Task goal
Print each of the entries exactly, leaving nothing out.

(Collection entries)
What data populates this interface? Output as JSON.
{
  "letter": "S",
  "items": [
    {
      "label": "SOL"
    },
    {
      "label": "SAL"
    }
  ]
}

Output for this task
What data populates this interface? Output as JSON.
{
  "letter": "S",
  "items": [
    {
      "label": "SOL"
    },
    {
      "label": "SAL"
    }
  ]
}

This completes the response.